▶ [Material provided]
※ ※ ※

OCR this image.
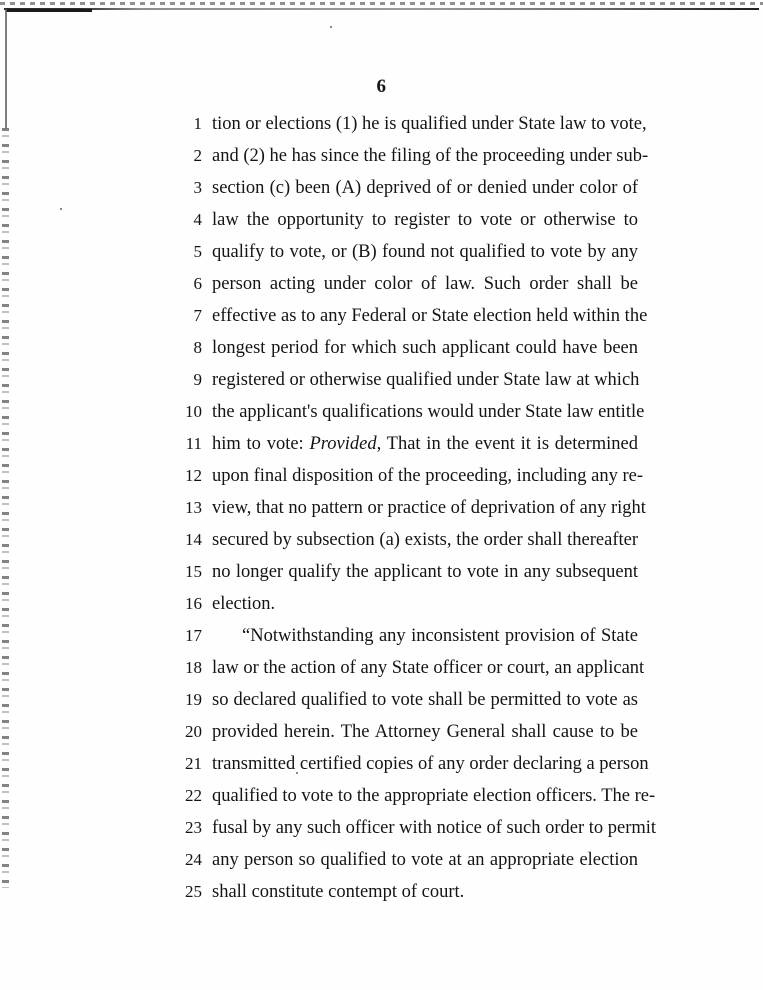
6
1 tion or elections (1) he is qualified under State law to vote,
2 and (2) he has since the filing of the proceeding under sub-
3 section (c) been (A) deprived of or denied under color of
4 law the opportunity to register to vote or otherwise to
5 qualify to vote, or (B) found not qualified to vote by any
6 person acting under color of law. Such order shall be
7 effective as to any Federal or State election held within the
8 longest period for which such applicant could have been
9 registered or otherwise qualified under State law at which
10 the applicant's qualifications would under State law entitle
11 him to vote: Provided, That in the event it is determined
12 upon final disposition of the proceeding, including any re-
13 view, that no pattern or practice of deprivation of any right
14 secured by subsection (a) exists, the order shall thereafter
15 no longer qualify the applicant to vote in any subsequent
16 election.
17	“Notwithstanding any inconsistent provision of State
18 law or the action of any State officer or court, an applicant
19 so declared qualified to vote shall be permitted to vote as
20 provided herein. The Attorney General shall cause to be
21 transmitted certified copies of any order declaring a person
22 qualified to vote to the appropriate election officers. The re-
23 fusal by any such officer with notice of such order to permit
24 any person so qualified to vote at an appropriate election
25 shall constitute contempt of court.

※ ※ ※

▶ [What you should do]
Restate each entry word for word, please, but drop any images it holds.

▶ [Right answer]
OCR this image.
6
1 tion or elections (1) he is qualified under State law to vote,
2 and (2) he has since the filing of the proceeding under sub-
3 section (c) been (A) deprived of or denied under color of
4 law the opportunity to register to vote or otherwise to
5 qualify to vote, or (B) found not qualified to vote by any
6 person acting under color of law. Such order shall be
7 effective as to any Federal or State election held within the
8 longest period for which such applicant could have been
9 registered or otherwise qualified under State law at which
10 the applicant's qualifications would under State law entitle
11 him to vote: Provided, That in the event it is determined
12 upon final disposition of the proceeding, including any re-
13 view, that no pattern or practice of deprivation of any right
14 secured by subsection (a) exists, the order shall thereafter
15 no longer qualify the applicant to vote in any subsequent
16 election.
17	“Notwithstanding any inconsistent provision of State
18 law or the action of any State officer or court, an applicant
19 so declared qualified to vote shall be permitted to vote as
20 provided herein. The Attorney General shall cause to be
21 transmitted certified copies of any order declaring a person
22 qualified to vote to the appropriate election officers. The re-
23 fusal by any such officer with notice of such order to permit
24 any person so qualified to vote at an appropriate election
25 shall constitute contempt of court.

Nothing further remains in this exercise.